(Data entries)
+--

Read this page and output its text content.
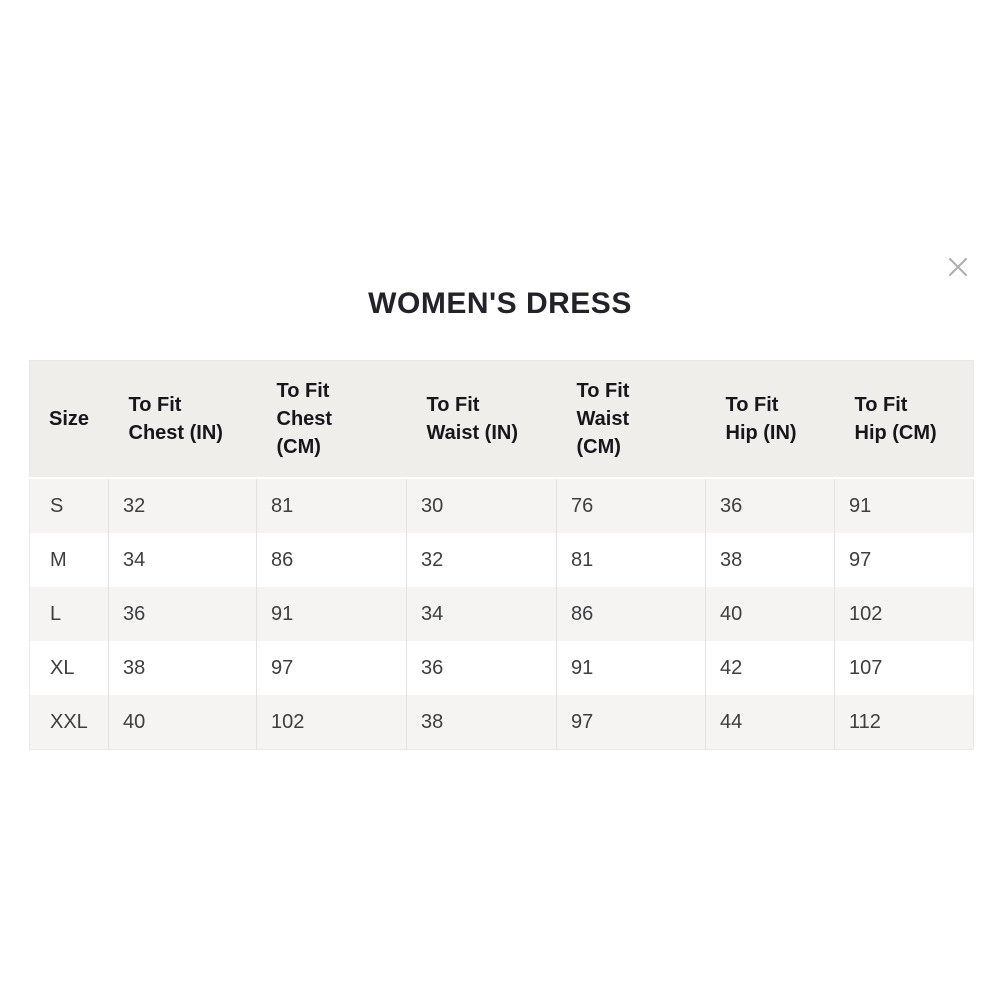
WOMEN'S DRESS
Size	To Fit Chest (IN)	To Fit Chest (CM)	To Fit Waist (IN)	To Fit Waist (CM)	To Fit Hip (IN)	To Fit Hip (CM)
S	32	81	30	76	36	91
M	34	86	32	81	38	97
L	36	91	34	86	40	102
XL	38	97	36	91	42	107
XXL	40	102	38	97	44	112
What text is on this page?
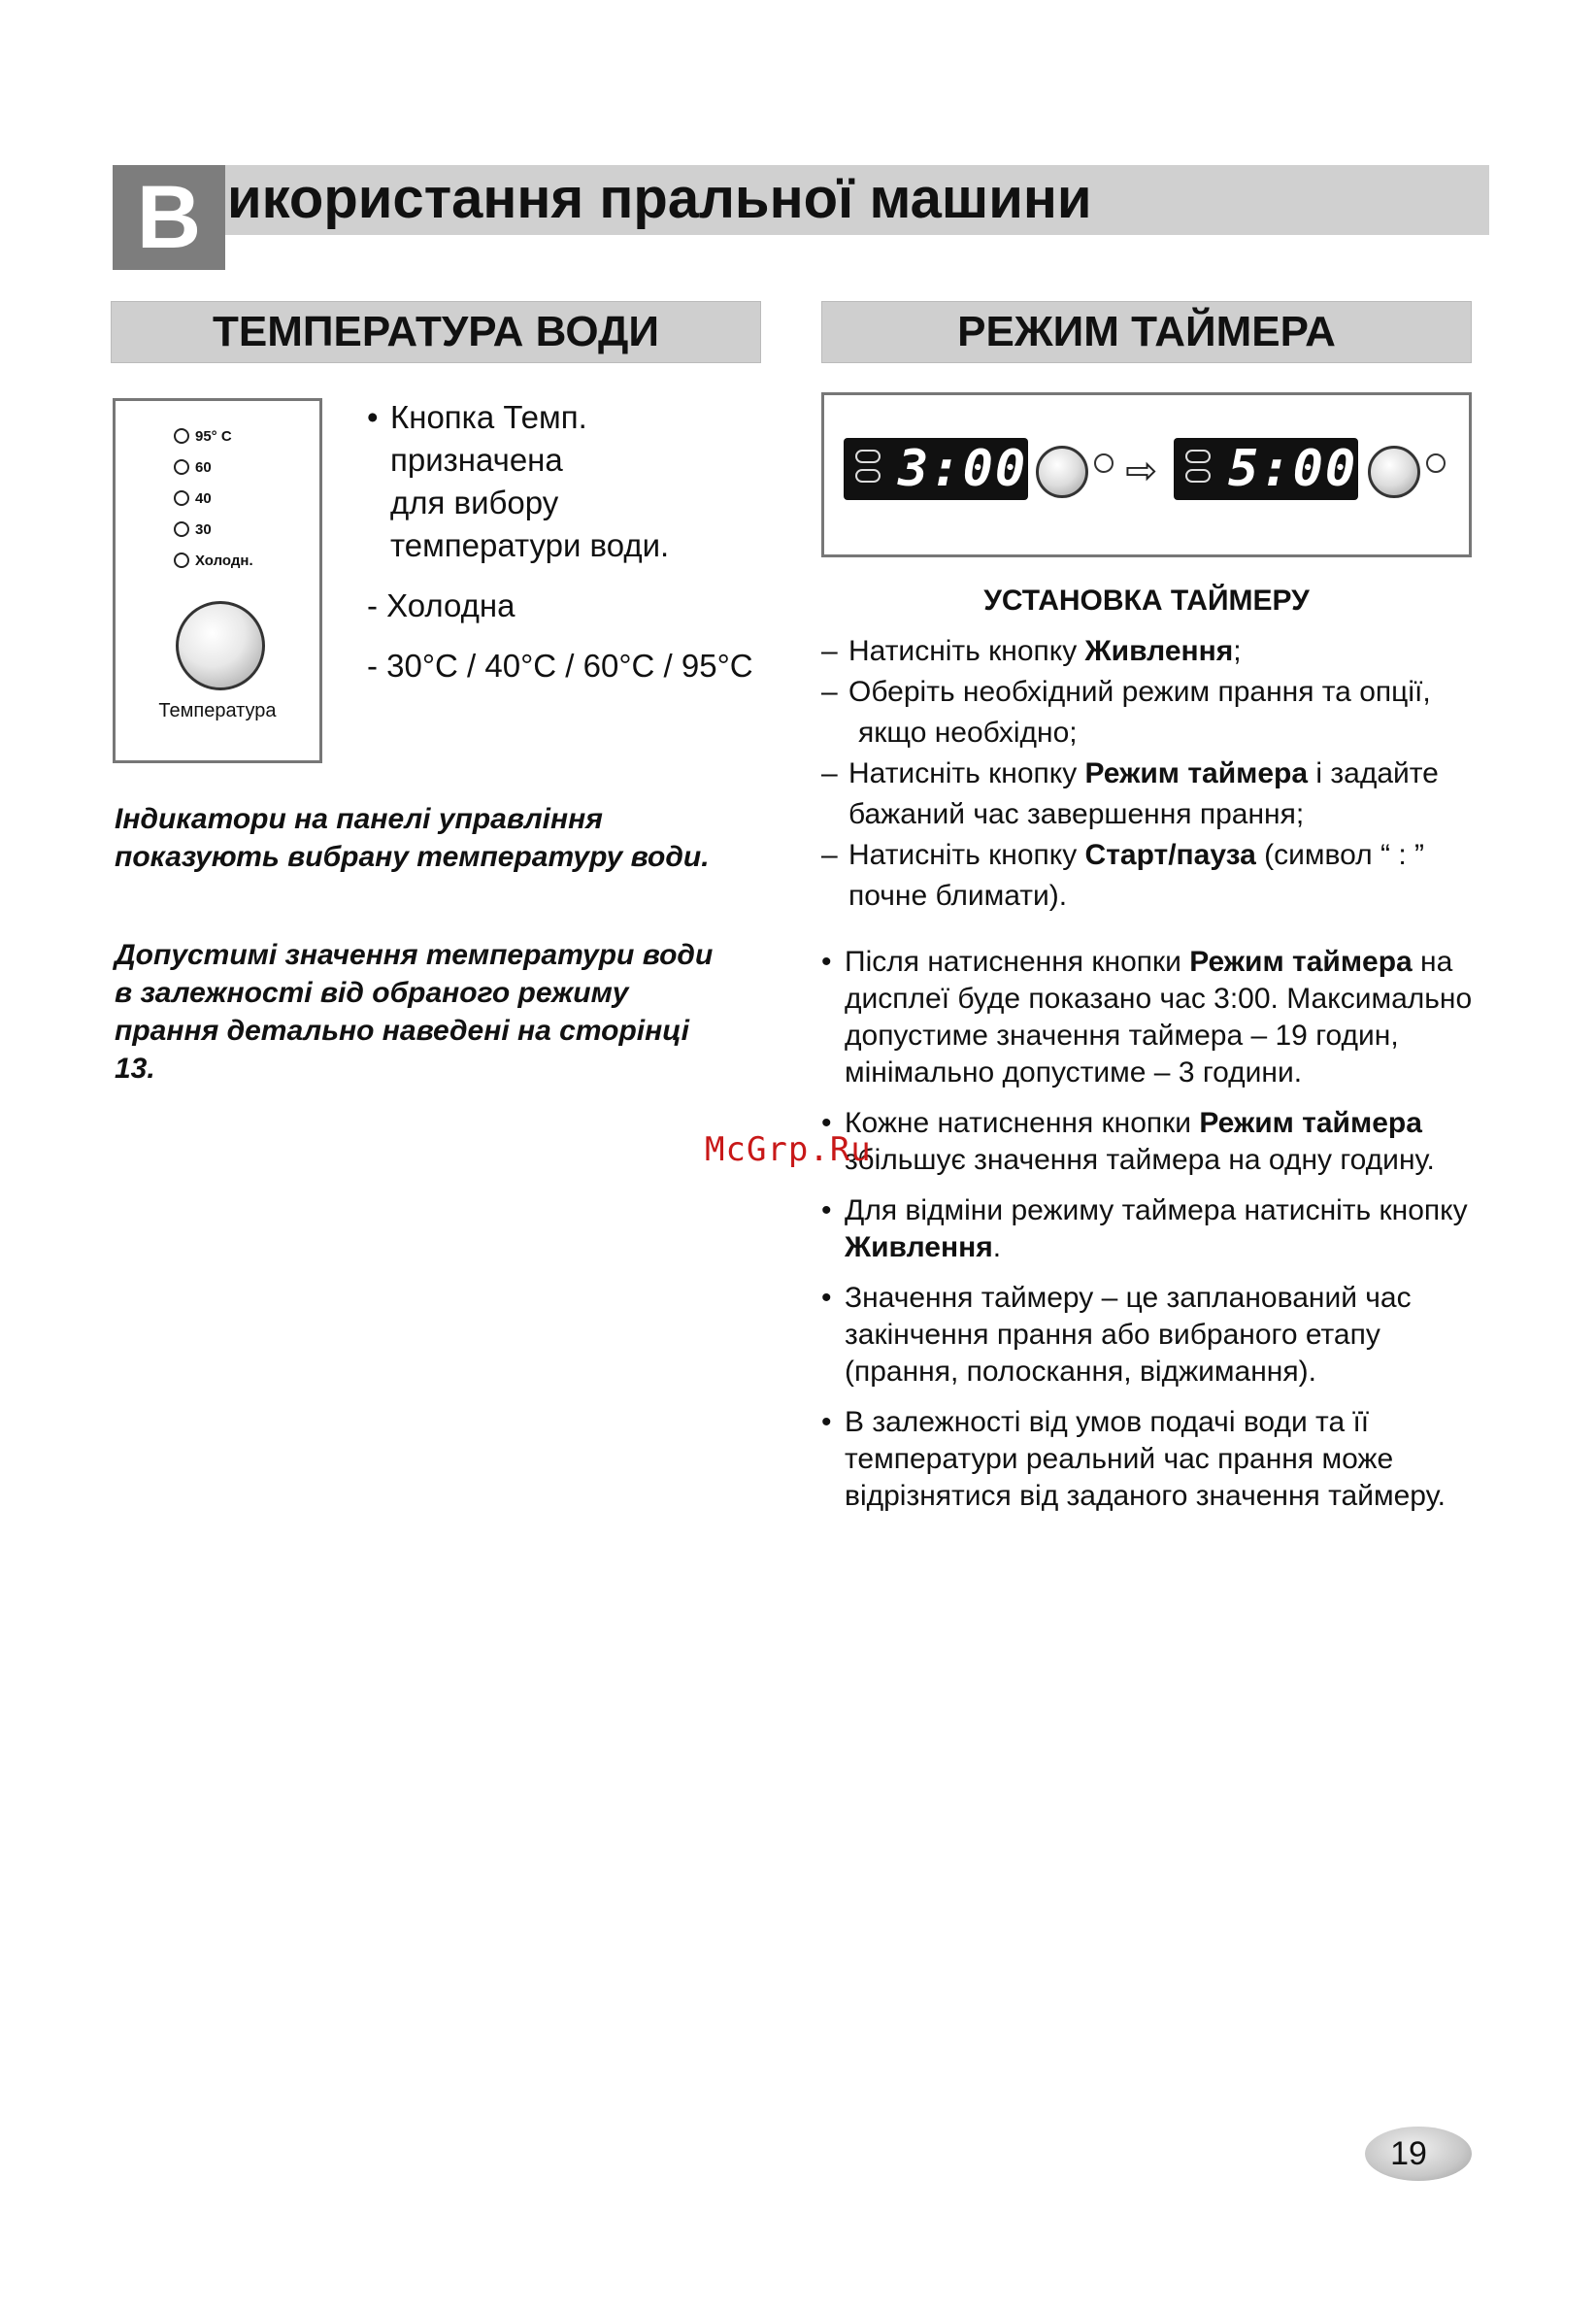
В икористання пральної машини
ТЕМПЕРАТУРА ВОДИ
95° C
60
40
30
Холодн.
Температура
• Кнопка Темп.
призначена
для вибору
температури води.
- Холодна
- 30°C / 40°C / 60°C / 95°C
Індикатори на панелі управління показують вибрану температуру води.
Допустимі значення температури води в залежності від обраного режиму прання детально наведені на сторінці 13.
РЕЖИМ ТАЙМЕРА
3:00	⇨ 5:00
УСТАНОВКА ТАЙМЕРУ
– Натисніть кнопку Живлення;
– Оберіть необхідний режим прання та опції,
якщо необхідно;
– Натисніть кнопку Режим таймера і задайте
бажаний час завершення прання;
– Натисніть кнопку Старт/пауза (символ “ : ”
почне блимати).
• Після натиснення кнопки Режим таймера на дисплеї буде показано час 3:00. Максимально допустиме значення таймера – 19 годин, мінімально допустиме – 3 години.
• Кожне натиснення кнопки Режим таймера збільшує значення таймера на одну годину.
• Для відміни режиму таймера натисніть кнопку Живлення.
• Значення таймеру – це запланований час закінчення прання або вибраного етапу (прання, полоскання, віджимання).
• В залежності від умов подачі води та її температури реальний час прання може відрізнятися від заданого значення таймеру.
McGrp.Ru
19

+--

== Set problem ==
Write out all the records again, exactly, minus any pictures.

== Completed exercise ==
Read this page and output its text content.
WOMEN'S DRESS
Size	To Fit Chest (IN)	To Fit Chest (CM)	To Fit Waist (IN)	To Fit Waist (CM)	To Fit Hip (IN)	To Fit Hip (CM)
S	32	81	30	76	36	91
M	34	86	32	81	38	97
L	36	91	34	86	40	102
XL	38	97	36	91	42	107
XXL	40	102	38	97	44	112
What text is on this page?
В икористання пральної машини
ТЕМПЕРАТУРА ВОДИ
95° C
60
40
30
Холодн.
Температура
• Кнопка Темп.
призначена
для вибору
температури води.
- Холодна
- 30°C / 40°C / 60°C / 95°C
Індикатори на панелі управління показують вибрану температуру води.
Допустимі значення температури води в залежності від обраного режиму прання детально наведені на сторінці 13.
РЕЖИМ ТАЙМЕРА
3:00	⇨ 5:00
УСТАНОВКА ТАЙМЕРУ
– Натисніть кнопку Живлення;
– Оберіть необхідний режим прання та опції,
якщо необхідно;
– Натисніть кнопку Режим таймера і задайте
бажаний час завершення прання;
– Натисніть кнопку Старт/пауза (символ “ : ”
почне блимати).
• Після натиснення кнопки Режим таймера на дисплеї буде показано час 3:00. Максимально допустиме значення таймера – 19 годин, мінімально допустиме – 3 години.
• Кожне натиснення кнопки Режим таймера збільшує значення таймера на одну годину.
• Для відміни режиму таймера натисніть кнопку Живлення.
• Значення таймеру – це запланований час закінчення прання або вибраного етапу (прання, полоскання, віджимання).
• В залежності від умов подачі води та її температури реальний час прання може відрізнятися від заданого значення таймеру.
McGrp.Ru
19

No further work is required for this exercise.